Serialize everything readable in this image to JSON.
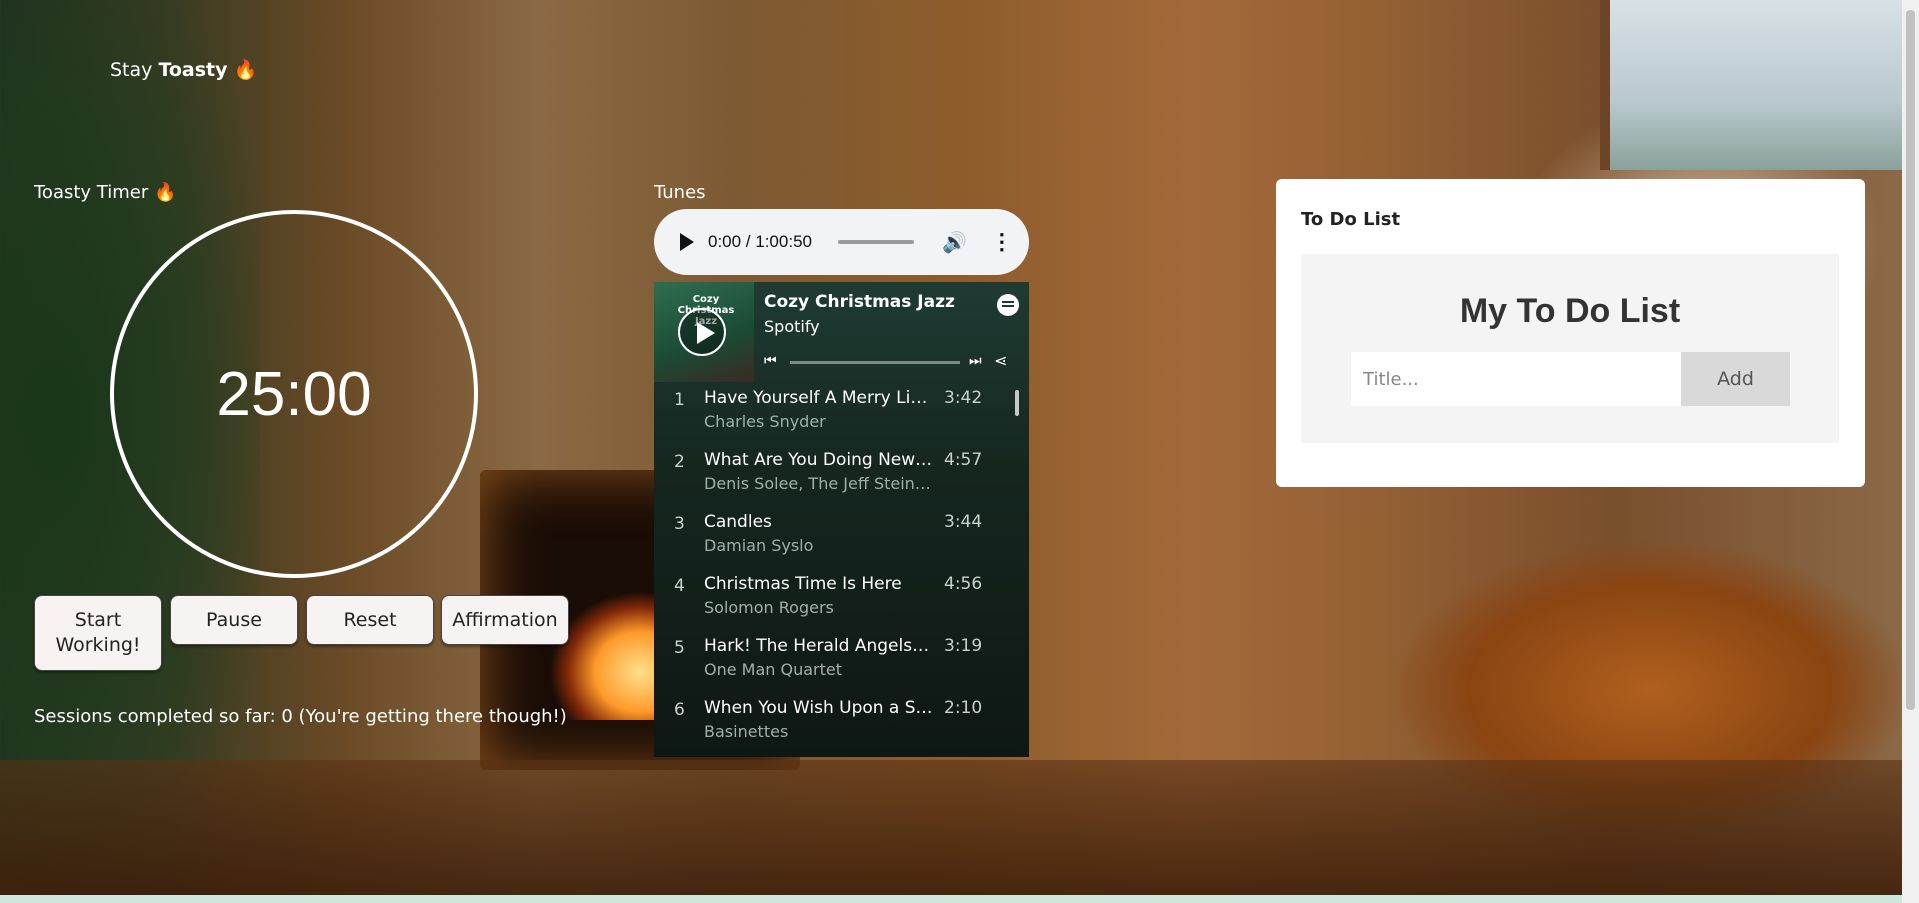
{
  "brand": {
    "prefix": "Stay ",
    "strong": "Toasty",
    "emoji": "🔥"
  },
  "timer": {
    "title": "Toasty Timer 🔥",
    "value": "25:00",
    "buttons": {
      "start": "Start Working!",
      "pause": "Pause",
      "reset": "Reset",
      "affirmation": "Affirmation"
    },
    "sessions": "Sessions completed so far: 0 (You're getting there though!)"
  },
  "tunes": {
    "title": "Tunes",
    "audio": {
      "time": "0:00 / 1:00:50"
    },
    "spotify": {
      "cover_text": "Cozy Christmas Jazz",
      "playlist": "Cozy Christmas Jazz",
      "subtitle": "Spotify",
      "tracks": [
        {
          "num": "1",
          "title": "Have Yourself A Merry Little ...",
          "artist": "Charles Snyder",
          "duration": "3:42"
        },
        {
          "num": "2",
          "title": "What Are You Doing New Ye...",
          "artist": "Denis Solee, The Jeff Steinb...",
          "duration": "4:57"
        },
        {
          "num": "3",
          "title": "Candles",
          "artist": "Damian Syslo",
          "duration": "3:44"
        },
        {
          "num": "4",
          "title": "Christmas Time Is Here",
          "artist": "Solomon Rogers",
          "duration": "4:56"
        },
        {
          "num": "5",
          "title": "Hark! The Herald Angels Sin...",
          "artist": "One Man Quartet",
          "duration": "3:19"
        },
        {
          "num": "6",
          "title": "When You Wish Upon a Star",
          "artist": "Basinettes",
          "duration": "2:10"
        }
      ]
    }
  },
  "todo": {
    "label": "To Do List",
    "heading": "My To Do List",
    "placeholder": "Title...",
    "add": "Add"
  },
  "icons": {
    "play": "play-icon",
    "volume": "volume-icon",
    "more": "more-vert-icon",
    "prev": "skip-previous-icon",
    "next": "skip-next-icon",
    "share": "share-icon",
    "spotify": "spotify-icon"
  }
}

_ _ _ _

# PROMPT:
Which lines hold the word "Christmas"? Copy each of them from the records.

# RESULT FOR THIS TASK:
      "cover_text": "Cozy Christmas Jazz",
      "playlist": "Cozy Christmas Jazz",
          "title": "Christmas Time Is Here",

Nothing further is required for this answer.